**Task details**
Which sentences in the thread about multirange iteration end with a question mark? List every one.

**Extract**
* * *
Christoph Heindl wrote:
I derive from iterator_facade, and explicitly provide the reference type (which is the reference type of the deepest-level range) to achieve const-correctness.
Well, that's not quite the whole story. When traversing down the hieararchy of ranges, constness is propagated from the outer-most range to all inner ranges, which is an imperfect but for-now-workable solution.
Do you have something better in mind?
Nope. I only said "imperfect" because I'm open to there being a more correct determination of the reference type. Like I said, what I have now has worked so far.
Do you already have random access traversal support?
After very little thought when first implementing this, I gave up on trying to smartly implement random-access traversal. For one, you can't make constant-time guarantees without additional knowledge of your multirange instance (e.g., all subranges are the same size) or additional bookkeeping. Do you have any ideas on how to implement this?
* * *
Data listing:
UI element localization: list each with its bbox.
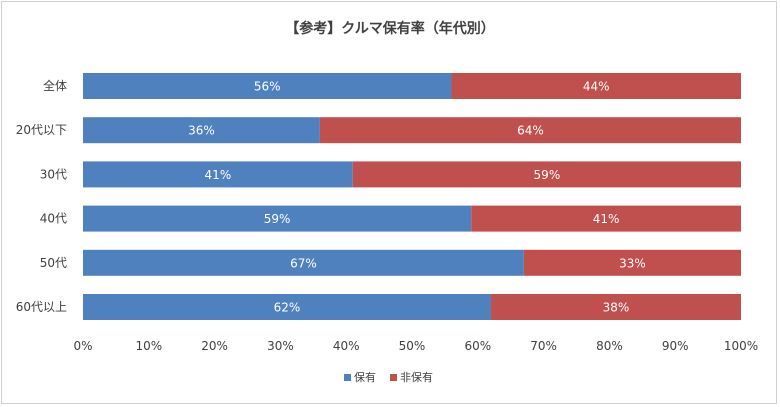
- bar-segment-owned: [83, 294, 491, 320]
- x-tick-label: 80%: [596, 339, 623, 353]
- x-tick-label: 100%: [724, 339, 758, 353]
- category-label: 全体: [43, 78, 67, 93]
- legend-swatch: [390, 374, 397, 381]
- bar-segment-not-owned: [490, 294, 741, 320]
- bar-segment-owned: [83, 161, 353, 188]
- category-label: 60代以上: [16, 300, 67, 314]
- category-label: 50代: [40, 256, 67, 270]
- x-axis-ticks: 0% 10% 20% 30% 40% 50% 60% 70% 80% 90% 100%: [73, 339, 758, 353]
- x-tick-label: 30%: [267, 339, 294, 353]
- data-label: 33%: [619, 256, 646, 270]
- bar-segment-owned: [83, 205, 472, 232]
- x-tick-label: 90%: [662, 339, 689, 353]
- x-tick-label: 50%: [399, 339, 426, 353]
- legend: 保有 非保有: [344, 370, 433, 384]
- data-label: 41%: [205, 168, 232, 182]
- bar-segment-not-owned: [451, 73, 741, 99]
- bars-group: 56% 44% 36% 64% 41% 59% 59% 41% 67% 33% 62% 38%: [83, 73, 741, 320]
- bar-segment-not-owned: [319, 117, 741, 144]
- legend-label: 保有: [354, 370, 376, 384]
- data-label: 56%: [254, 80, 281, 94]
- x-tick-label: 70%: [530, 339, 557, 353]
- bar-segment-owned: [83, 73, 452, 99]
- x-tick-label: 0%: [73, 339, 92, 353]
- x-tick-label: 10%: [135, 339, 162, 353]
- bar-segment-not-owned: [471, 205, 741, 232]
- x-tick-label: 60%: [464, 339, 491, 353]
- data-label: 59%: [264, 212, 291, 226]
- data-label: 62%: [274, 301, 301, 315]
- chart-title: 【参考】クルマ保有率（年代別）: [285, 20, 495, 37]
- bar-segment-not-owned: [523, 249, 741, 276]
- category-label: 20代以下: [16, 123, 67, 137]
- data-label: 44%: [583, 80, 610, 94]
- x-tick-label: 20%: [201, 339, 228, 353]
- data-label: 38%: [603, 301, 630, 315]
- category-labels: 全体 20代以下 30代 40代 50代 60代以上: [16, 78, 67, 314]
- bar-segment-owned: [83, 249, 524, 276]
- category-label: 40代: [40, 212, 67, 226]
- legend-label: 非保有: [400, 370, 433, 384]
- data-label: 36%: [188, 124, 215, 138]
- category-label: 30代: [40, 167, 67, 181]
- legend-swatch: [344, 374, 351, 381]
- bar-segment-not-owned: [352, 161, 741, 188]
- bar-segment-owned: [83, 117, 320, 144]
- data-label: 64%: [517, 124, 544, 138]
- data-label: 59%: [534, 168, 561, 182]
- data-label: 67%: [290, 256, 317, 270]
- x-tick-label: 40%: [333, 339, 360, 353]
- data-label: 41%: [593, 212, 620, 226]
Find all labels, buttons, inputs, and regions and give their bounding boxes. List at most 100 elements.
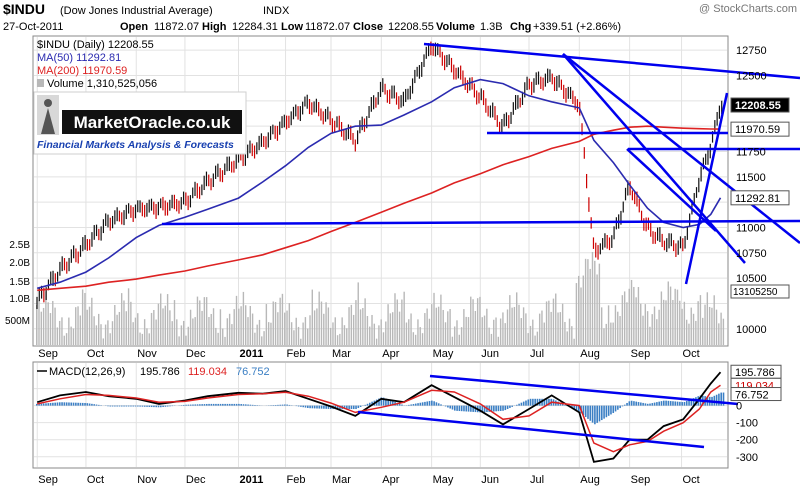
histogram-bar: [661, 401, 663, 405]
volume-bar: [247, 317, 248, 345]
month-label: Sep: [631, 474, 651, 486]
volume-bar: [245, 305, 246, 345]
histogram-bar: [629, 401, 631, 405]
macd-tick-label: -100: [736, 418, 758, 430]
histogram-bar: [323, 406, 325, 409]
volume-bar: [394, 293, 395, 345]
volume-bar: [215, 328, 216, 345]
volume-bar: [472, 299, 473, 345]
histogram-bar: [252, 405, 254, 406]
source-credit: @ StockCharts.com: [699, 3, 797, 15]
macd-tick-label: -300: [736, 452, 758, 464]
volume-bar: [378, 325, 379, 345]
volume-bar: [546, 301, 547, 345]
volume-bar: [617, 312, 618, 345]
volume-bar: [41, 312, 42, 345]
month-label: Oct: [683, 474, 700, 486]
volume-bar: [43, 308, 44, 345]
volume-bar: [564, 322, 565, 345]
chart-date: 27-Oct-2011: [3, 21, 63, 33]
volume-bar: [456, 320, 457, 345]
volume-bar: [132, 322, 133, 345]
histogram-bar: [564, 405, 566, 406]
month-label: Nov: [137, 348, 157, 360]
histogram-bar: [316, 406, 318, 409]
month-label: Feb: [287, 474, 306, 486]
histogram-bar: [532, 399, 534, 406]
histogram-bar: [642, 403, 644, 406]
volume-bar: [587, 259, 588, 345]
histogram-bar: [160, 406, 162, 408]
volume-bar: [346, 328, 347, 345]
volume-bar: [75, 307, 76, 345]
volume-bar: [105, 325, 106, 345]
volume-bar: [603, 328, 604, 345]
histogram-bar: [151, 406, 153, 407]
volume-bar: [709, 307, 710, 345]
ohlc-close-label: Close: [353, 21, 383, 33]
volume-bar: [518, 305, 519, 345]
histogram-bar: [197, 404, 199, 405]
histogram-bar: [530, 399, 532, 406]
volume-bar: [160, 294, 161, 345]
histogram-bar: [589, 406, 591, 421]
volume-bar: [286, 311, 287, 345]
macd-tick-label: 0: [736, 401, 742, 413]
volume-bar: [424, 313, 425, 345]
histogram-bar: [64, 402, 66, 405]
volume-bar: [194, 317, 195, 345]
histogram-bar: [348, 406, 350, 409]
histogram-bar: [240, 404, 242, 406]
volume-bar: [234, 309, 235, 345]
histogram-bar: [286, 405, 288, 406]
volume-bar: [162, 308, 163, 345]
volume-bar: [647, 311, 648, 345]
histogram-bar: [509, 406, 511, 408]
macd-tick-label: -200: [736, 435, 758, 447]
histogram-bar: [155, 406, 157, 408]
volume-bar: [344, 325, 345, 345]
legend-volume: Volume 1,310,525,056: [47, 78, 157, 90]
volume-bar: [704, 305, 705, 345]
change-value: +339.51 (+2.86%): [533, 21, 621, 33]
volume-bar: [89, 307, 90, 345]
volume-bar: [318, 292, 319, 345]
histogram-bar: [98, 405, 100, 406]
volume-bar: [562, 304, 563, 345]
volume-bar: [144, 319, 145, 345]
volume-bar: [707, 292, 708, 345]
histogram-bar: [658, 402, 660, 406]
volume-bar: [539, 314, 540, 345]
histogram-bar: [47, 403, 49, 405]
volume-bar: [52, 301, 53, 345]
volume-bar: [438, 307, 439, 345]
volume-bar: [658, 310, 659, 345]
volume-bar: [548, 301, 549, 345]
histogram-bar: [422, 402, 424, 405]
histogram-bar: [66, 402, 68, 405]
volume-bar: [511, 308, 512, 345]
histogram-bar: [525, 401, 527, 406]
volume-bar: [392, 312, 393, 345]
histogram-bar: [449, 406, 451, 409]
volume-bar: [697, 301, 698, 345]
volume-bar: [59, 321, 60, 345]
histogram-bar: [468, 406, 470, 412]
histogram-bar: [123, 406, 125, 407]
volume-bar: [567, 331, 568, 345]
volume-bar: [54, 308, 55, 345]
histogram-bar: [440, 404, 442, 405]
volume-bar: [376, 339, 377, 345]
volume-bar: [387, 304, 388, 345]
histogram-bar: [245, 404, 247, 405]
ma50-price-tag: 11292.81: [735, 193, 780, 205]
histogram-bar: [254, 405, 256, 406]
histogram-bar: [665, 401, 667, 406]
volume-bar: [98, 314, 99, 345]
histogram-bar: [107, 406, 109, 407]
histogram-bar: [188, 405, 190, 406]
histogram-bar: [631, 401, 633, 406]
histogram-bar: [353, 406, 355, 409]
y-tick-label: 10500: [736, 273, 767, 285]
* * *
**The answer**
- Do you have something better in mind?
- Do you already have random access traversal support?
- Do you have any ideas on how to implement this?